TASK STATEMENT —
Please write out the material below exactly as given.

-=-=-=-=-

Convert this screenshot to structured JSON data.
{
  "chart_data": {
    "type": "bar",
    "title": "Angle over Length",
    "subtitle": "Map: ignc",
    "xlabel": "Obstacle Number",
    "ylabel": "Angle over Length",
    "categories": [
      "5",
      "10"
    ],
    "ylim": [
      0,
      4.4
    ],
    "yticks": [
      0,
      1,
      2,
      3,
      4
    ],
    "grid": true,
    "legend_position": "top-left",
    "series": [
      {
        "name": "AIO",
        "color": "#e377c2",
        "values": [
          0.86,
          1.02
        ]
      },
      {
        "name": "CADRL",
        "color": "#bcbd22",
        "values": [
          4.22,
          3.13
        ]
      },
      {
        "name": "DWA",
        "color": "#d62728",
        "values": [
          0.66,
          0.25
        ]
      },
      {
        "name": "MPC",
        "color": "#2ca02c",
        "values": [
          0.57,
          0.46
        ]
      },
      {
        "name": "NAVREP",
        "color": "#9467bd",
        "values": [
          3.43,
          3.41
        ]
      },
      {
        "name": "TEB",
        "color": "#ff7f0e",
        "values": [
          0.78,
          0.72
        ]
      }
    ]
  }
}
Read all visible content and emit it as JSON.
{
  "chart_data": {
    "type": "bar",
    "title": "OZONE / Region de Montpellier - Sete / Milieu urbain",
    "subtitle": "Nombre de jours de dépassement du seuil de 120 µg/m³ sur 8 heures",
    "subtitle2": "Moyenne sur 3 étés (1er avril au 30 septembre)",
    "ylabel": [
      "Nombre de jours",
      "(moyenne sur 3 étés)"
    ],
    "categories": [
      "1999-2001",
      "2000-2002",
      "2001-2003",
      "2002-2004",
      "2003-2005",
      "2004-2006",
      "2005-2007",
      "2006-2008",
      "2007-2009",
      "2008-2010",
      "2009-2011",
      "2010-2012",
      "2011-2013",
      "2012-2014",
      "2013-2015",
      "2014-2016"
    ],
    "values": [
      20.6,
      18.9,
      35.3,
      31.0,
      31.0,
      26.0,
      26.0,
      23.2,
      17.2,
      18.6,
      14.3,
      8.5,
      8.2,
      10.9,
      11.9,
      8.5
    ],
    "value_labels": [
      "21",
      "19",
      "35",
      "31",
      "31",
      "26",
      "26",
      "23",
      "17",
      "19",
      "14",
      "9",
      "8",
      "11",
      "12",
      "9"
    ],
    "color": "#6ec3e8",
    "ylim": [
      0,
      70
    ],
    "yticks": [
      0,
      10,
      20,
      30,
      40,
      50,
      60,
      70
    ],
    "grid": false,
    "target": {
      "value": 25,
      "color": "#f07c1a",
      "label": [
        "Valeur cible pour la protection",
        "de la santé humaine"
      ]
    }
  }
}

-=-=-=-=-

EXERCISE SOLUTION —
Convert this screenshot to structured JSON data.
{
  "chart_data": {
    "type": "bar",
    "title": "Angle over Length",
    "subtitle": "Map: ignc",
    "xlabel": "Obstacle Number",
    "ylabel": "Angle over Length",
    "categories": [
      "5",
      "10"
    ],
    "ylim": [
      0,
      4.4
    ],
    "yticks": [
      0,
      1,
      2,
      3,
      4
    ],
    "grid": true,
    "legend_position": "top-left",
    "series": [
      {
        "name": "AIO",
        "color": "#e377c2",
        "values": [
          0.86,
          1.02
        ]
      },
      {
        "name": "CADRL",
        "color": "#bcbd22",
        "values": [
          4.22,
          3.13
        ]
      },
      {
        "name": "DWA",
        "color": "#d62728",
        "values": [
          0.66,
          0.25
        ]
      },
      {
        "name": "MPC",
        "color": "#2ca02c",
        "values": [
          0.57,
          0.46
        ]
      },
      {
        "name": "NAVREP",
        "color": "#9467bd",
        "values": [
          3.43,
          3.41
        ]
      },
      {
        "name": "TEB",
        "color": "#ff7f0e",
        "values": [
          0.78,
          0.72
        ]
      }
    ]
  }
}
Read all visible content and emit it as JSON.
{
  "chart_data": {
    "type": "bar",
    "title": "OZONE / Region de Montpellier - Sete / Milieu urbain",
    "subtitle": "Nombre de jours de dépassement du seuil de 120 µg/m³ sur 8 heures",
    "subtitle2": "Moyenne sur 3 étés (1er avril au 30 septembre)",
    "ylabel": [
      "Nombre de jours",
      "(moyenne sur 3 étés)"
    ],
    "categories": [
      "1999-2001",
      "2000-2002",
      "2001-2003",
      "2002-2004",
      "2003-2005",
      "2004-2006",
      "2005-2007",
      "2006-2008",
      "2007-2009",
      "2008-2010",
      "2009-2011",
      "2010-2012",
      "2011-2013",
      "2012-2014",
      "2013-2015",
      "2014-2016"
    ],
    "values": [
      20.6,
      18.9,
      35.3,
      31.0,
      31.0,
      26.0,
      26.0,
      23.2,
      17.2,
      18.6,
      14.3,
      8.5,
      8.2,
      10.9,
      11.9,
      8.5
    ],
    "value_labels": [
      "21",
      "19",
      "35",
      "31",
      "31",
      "26",
      "26",
      "23",
      "17",
      "19",
      "14",
      "9",
      "8",
      "11",
      "12",
      "9"
    ],
    "color": "#6ec3e8",
    "ylim": [
      0,
      70
    ],
    "yticks": [
      0,
      10,
      20,
      30,
      40,
      50,
      60,
      70
    ],
    "grid": false,
    "target": {
      "value": 25,
      "color": "#f07c1a",
      "label": [
        "Valeur cible pour la protection",
        "de la santé humaine"
      ]
    }
  }
}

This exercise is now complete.